Data records:
<<<<

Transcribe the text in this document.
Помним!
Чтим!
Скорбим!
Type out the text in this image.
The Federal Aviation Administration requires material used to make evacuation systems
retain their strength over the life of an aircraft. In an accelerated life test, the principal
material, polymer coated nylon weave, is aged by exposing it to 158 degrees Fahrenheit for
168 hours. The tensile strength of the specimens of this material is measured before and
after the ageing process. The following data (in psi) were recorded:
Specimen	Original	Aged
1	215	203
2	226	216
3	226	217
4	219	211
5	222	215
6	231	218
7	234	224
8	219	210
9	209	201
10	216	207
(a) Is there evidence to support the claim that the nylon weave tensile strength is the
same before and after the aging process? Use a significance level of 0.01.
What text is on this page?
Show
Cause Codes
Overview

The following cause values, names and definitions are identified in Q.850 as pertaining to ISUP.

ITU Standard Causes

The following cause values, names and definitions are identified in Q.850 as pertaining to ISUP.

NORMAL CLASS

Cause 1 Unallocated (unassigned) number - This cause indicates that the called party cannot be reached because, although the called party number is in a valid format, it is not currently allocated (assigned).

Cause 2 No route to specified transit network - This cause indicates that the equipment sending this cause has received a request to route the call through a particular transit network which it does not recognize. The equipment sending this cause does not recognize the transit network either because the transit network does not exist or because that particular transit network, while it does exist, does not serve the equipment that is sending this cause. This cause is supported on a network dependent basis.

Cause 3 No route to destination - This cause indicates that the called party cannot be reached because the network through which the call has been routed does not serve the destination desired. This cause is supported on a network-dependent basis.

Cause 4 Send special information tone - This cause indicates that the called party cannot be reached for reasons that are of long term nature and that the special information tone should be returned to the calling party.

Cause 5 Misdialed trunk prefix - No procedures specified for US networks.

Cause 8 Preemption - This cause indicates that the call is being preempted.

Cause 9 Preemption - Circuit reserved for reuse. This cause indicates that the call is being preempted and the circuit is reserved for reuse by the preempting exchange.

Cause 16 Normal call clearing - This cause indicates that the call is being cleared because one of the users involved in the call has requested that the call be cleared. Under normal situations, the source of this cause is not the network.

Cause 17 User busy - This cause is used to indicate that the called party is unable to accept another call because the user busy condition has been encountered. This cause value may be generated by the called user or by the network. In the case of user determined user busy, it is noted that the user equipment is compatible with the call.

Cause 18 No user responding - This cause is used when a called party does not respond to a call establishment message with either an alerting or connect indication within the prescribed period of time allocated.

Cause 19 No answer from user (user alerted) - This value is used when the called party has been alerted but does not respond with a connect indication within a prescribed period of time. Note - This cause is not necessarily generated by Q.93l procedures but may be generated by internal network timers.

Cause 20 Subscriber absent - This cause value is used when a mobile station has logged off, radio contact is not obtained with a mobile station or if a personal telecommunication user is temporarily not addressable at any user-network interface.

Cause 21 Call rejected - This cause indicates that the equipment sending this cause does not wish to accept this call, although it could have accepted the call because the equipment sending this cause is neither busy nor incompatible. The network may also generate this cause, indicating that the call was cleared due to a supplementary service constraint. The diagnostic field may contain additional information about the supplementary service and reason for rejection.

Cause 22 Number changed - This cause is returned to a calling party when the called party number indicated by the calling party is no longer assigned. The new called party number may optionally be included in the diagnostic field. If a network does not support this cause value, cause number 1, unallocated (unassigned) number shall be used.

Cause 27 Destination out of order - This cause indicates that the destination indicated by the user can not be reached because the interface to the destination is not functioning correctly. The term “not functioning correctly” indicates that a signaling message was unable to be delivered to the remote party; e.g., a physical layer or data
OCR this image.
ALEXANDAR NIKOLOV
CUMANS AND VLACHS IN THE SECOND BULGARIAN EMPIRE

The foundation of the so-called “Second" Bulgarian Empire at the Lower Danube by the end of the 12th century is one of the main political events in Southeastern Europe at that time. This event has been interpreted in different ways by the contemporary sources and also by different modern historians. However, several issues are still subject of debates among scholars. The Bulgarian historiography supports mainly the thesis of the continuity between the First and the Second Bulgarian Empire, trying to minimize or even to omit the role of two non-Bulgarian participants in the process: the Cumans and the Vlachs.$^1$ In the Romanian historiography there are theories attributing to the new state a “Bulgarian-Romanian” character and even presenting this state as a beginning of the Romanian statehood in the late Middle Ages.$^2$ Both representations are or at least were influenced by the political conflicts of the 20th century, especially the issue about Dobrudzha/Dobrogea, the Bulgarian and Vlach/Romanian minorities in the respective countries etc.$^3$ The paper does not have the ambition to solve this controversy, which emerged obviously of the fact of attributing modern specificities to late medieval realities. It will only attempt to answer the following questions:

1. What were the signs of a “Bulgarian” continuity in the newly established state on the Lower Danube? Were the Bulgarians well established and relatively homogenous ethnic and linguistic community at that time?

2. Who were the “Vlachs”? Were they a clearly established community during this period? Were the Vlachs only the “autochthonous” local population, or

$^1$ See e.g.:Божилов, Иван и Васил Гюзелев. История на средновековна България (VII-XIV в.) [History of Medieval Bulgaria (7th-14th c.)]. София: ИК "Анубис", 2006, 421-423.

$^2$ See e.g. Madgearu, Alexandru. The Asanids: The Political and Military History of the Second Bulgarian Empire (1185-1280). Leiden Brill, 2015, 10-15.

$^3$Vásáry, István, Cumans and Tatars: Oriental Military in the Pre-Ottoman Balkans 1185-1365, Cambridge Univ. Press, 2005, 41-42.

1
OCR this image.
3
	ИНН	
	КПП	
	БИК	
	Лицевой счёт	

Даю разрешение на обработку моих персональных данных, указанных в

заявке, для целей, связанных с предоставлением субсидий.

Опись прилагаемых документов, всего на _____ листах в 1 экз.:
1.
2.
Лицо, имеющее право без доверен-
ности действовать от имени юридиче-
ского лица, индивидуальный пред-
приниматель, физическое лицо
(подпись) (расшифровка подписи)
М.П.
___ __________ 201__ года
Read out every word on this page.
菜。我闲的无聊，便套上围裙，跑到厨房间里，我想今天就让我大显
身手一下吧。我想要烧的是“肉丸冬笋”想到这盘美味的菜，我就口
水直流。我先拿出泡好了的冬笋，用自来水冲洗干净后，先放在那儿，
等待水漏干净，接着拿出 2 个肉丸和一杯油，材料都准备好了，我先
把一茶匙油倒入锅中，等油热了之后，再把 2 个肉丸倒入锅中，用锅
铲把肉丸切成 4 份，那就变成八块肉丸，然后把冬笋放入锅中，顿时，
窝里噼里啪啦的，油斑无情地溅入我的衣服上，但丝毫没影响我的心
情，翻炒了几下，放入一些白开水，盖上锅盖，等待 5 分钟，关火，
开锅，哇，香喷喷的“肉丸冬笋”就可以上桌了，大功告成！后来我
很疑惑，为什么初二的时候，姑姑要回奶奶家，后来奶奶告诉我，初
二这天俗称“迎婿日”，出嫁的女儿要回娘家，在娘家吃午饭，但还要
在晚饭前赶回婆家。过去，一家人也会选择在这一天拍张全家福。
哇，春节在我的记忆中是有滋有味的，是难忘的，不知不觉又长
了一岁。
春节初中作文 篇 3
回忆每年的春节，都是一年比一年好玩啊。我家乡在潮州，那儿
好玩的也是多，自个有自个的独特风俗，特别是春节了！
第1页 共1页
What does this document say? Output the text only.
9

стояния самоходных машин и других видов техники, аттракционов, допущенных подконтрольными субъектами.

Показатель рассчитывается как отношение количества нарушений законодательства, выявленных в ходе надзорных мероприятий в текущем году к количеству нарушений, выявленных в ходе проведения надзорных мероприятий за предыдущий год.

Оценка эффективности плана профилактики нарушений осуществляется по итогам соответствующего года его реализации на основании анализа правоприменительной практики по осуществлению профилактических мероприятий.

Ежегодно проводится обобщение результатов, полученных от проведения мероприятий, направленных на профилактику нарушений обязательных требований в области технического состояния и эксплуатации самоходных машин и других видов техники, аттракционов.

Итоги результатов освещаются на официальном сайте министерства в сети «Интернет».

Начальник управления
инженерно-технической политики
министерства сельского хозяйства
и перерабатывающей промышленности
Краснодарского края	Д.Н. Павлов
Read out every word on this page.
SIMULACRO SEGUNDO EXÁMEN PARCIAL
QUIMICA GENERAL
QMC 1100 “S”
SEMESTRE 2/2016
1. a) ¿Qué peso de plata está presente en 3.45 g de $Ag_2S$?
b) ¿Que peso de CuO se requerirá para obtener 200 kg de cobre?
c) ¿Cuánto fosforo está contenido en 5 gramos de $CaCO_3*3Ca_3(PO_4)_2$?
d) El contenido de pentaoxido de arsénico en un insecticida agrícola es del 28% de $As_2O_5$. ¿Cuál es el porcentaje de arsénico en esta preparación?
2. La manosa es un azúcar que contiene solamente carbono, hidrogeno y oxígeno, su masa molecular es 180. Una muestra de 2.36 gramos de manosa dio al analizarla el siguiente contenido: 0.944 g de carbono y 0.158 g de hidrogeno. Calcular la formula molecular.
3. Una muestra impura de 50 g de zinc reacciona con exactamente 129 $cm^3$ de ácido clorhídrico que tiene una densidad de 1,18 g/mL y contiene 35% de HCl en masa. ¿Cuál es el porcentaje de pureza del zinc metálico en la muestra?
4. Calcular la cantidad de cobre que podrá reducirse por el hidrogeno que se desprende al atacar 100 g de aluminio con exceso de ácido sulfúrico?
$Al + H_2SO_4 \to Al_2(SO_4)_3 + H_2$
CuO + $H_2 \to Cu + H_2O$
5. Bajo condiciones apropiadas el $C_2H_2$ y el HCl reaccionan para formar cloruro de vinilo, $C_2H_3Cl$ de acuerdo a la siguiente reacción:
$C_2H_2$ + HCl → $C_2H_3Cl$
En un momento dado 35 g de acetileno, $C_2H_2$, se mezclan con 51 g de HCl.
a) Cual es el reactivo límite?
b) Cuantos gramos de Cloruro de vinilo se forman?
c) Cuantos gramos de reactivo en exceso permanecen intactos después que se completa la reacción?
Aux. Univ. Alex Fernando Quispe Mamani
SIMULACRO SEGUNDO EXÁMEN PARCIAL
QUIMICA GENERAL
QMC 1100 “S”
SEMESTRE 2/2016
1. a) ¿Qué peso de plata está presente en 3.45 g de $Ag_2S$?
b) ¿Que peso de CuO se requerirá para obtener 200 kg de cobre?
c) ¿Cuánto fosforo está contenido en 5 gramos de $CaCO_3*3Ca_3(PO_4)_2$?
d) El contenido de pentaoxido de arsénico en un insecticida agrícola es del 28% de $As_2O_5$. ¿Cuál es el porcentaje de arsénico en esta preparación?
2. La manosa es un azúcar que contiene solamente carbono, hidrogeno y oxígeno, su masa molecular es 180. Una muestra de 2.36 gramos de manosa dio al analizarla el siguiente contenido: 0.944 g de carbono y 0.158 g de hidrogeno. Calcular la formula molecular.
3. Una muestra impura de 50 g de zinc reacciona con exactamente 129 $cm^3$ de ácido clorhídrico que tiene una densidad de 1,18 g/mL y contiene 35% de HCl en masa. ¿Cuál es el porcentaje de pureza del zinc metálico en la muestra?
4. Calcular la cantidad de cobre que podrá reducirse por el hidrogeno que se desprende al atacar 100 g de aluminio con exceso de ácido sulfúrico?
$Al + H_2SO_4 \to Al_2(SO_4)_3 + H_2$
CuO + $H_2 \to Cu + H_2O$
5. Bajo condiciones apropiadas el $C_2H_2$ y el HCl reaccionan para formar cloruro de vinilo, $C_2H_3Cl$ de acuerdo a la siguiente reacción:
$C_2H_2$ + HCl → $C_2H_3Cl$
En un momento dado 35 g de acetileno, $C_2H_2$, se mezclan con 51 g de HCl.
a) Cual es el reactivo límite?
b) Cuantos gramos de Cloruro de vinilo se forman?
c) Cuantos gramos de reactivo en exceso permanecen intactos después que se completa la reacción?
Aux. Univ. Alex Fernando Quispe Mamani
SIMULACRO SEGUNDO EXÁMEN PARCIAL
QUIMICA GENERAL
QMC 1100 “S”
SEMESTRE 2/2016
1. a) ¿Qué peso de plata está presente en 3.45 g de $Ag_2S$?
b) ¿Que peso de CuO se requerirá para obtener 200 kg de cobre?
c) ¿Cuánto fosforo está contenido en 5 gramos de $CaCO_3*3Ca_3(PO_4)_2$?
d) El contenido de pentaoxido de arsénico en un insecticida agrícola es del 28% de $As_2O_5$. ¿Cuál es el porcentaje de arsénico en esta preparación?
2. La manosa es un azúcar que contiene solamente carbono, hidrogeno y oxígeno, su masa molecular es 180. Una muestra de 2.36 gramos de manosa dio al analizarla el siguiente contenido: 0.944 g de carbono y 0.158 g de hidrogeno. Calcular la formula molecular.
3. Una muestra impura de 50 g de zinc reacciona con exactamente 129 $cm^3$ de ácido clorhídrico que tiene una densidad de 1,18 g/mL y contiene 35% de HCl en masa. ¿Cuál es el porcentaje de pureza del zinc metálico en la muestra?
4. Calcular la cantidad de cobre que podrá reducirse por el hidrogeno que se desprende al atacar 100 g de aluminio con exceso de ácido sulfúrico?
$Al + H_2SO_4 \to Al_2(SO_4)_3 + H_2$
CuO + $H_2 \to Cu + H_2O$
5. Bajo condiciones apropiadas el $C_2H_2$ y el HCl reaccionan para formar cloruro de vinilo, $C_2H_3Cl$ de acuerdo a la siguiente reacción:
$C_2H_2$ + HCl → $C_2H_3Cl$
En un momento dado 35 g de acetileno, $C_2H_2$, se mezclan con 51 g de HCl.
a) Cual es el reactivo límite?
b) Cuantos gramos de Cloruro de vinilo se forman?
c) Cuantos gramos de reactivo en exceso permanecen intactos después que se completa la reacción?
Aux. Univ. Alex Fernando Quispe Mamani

>>>>

Using the listing, collect all lines in which the string "History" is found.

### PROBLEM SOLUTION
$^1$ See e.g.:Божилов, Иван и Васил Гюзелев. История на средновековна България (VII-XIV в.) [History of Medieval Bulgaria (7th-14th c.)]. София: ИК "Анубис", 2006, 421-423.
$^2$ See e.g. Madgearu, Alexandru. The Asanids: The Political and Military History of the Second Bulgarian Empire (1185-1280). Leiden Brill, 2015, 10-15.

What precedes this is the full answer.